● **REQUIREMENTS**
Copy out every record below with complete accuracy.

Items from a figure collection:
>> begin
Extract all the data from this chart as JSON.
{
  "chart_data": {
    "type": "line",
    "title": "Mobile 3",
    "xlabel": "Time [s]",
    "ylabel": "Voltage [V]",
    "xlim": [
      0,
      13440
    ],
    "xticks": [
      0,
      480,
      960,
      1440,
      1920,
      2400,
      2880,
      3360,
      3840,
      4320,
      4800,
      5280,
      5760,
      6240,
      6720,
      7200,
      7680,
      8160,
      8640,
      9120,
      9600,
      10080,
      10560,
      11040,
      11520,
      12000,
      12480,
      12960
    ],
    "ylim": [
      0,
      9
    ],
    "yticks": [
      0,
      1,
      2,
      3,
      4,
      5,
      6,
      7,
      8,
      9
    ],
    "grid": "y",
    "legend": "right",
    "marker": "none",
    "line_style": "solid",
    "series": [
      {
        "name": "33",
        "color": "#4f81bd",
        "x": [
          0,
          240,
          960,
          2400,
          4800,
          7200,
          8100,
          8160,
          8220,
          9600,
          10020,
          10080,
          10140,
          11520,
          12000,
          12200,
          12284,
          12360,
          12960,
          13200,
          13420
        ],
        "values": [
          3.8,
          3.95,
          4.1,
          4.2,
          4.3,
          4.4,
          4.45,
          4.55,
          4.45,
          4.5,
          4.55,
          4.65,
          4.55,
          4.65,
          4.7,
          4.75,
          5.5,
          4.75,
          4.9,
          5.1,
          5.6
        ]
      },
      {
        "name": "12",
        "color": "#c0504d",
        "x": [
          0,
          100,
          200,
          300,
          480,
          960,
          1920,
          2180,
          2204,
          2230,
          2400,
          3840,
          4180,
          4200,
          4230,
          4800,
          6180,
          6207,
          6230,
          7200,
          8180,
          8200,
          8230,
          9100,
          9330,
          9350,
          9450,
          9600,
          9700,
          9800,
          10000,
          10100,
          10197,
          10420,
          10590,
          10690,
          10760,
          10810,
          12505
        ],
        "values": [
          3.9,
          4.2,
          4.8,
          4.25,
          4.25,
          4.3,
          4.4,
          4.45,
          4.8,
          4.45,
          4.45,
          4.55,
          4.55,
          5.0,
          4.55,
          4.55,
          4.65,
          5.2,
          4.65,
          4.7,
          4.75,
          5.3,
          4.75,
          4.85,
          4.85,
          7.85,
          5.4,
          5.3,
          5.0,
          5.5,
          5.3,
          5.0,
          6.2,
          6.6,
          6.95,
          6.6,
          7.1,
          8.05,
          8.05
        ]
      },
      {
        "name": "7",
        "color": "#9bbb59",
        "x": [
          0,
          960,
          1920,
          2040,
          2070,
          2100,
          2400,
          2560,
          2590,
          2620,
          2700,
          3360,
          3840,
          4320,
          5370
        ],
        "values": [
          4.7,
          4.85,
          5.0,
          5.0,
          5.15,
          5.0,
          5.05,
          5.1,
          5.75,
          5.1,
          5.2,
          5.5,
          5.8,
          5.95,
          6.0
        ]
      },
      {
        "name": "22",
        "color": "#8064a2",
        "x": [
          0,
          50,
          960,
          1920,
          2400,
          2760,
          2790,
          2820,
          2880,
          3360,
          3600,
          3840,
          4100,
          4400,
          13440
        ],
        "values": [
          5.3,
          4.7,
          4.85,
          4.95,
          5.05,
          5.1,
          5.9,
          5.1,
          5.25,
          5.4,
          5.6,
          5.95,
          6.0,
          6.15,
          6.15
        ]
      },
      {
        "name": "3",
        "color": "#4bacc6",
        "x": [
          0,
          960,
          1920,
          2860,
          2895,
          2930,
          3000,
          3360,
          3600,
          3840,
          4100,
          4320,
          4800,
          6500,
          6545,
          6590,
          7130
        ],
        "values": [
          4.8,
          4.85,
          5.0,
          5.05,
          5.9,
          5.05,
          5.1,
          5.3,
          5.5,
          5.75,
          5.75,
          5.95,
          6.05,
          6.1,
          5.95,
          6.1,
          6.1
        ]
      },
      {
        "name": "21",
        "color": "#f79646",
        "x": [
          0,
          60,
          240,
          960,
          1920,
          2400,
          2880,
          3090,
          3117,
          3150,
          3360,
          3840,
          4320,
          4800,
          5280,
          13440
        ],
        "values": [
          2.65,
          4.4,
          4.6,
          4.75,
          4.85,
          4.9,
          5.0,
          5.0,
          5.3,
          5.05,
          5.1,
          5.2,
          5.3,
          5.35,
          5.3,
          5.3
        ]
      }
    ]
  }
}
>> end
● **SOLUTION FOR THIS PROBLEM**
Extract all the data from this chart as JSON.
{
  "chart_data": {
    "type": "line",
    "title": "Mobile 3",
    "xlabel": "Time [s]",
    "ylabel": "Voltage [V]",
    "xlim": [
      0,
      13440
    ],
    "xticks": [
      0,
      480,
      960,
      1440,
      1920,
      2400,
      2880,
      3360,
      3840,
      4320,
      4800,
      5280,
      5760,
      6240,
      6720,
      7200,
      7680,
      8160,
      8640,
      9120,
      9600,
      10080,
      10560,
      11040,
      11520,
      12000,
      12480,
      12960
    ],
    "ylim": [
      0,
      9
    ],
    "yticks": [
      0,
      1,
      2,
      3,
      4,
      5,
      6,
      7,
      8,
      9
    ],
    "grid": "y",
    "legend": "right",
    "marker": "none",
    "line_style": "solid",
    "series": [
      {
        "name": "33",
        "color": "#4f81bd",
        "x": [
          0,
          240,
          960,
          2400,
          4800,
          7200,
          8100,
          8160,
          8220,
          9600,
          10020,
          10080,
          10140,
          11520,
          12000,
          12200,
          12284,
          12360,
          12960,
          13200,
          13420
        ],
        "values": [
          3.8,
          3.95,
          4.1,
          4.2,
          4.3,
          4.4,
          4.45,
          4.55,
          4.45,
          4.5,
          4.55,
          4.65,
          4.55,
          4.65,
          4.7,
          4.75,
          5.5,
          4.75,
          4.9,
          5.1,
          5.6
        ]
      },
      {
        "name": "12",
        "color": "#c0504d",
        "x": [
          0,
          100,
          200,
          300,
          480,
          960,
          1920,
          2180,
          2204,
          2230,
          2400,
          3840,
          4180,
          4200,
          4230,
          4800,
          6180,
          6207,
          6230,
          7200,
          8180,
          8200,
          8230,
          9100,
          9330,
          9350,
          9450,
          9600,
          9700,
          9800,
          10000,
          10100,
          10197,
          10420,
          10590,
          10690,
          10760,
          10810,
          12505
        ],
        "values": [
          3.9,
          4.2,
          4.8,
          4.25,
          4.25,
          4.3,
          4.4,
          4.45,
          4.8,
          4.45,
          4.45,
          4.55,
          4.55,
          5.0,
          4.55,
          4.55,
          4.65,
          5.2,
          4.65,
          4.7,
          4.75,
          5.3,
          4.75,
          4.85,
          4.85,
          7.85,
          5.4,
          5.3,
          5.0,
          5.5,
          5.3,
          5.0,
          6.2,
          6.6,
          6.95,
          6.6,
          7.1,
          8.05,
          8.05
        ]
      },
      {
        "name": "7",
        "color": "#9bbb59",
        "x": [
          0,
          960,
          1920,
          2040,
          2070,
          2100,
          2400,
          2560,
          2590,
          2620,
          2700,
          3360,
          3840,
          4320,
          5370
        ],
        "values": [
          4.7,
          4.85,
          5.0,
          5.0,
          5.15,
          5.0,
          5.05,
          5.1,
          5.75,
          5.1,
          5.2,
          5.5,
          5.8,
          5.95,
          6.0
        ]
      },
      {
        "name": "22",
        "color": "#8064a2",
        "x": [
          0,
          50,
          960,
          1920,
          2400,
          2760,
          2790,
          2820,
          2880,
          3360,
          3600,
          3840,
          4100,
          4400,
          13440
        ],
        "values": [
          5.3,
          4.7,
          4.85,
          4.95,
          5.05,
          5.1,
          5.9,
          5.1,
          5.25,
          5.4,
          5.6,
          5.95,
          6.0,
          6.15,
          6.15
        ]
      },
      {
        "name": "3",
        "color": "#4bacc6",
        "x": [
          0,
          960,
          1920,
          2860,
          2895,
          2930,
          3000,
          3360,
          3600,
          3840,
          4100,
          4320,
          4800,
          6500,
          6545,
          6590,
          7130
        ],
        "values": [
          4.8,
          4.85,
          5.0,
          5.05,
          5.9,
          5.05,
          5.1,
          5.3,
          5.5,
          5.75,
          5.75,
          5.95,
          6.05,
          6.1,
          5.95,
          6.1,
          6.1
        ]
      },
      {
        "name": "21",
        "color": "#f79646",
        "x": [
          0,
          60,
          240,
          960,
          1920,
          2400,
          2880,
          3090,
          3117,
          3150,
          3360,
          3840,
          4320,
          4800,
          5280,
          13440
        ],
        "values": [
          2.65,
          4.4,
          4.6,
          4.75,
          4.85,
          4.9,
          5.0,
          5.0,
          5.3,
          5.05,
          5.1,
          5.2,
          5.3,
          5.35,
          5.3,
          5.3
        ]
      }
    ]
  }
}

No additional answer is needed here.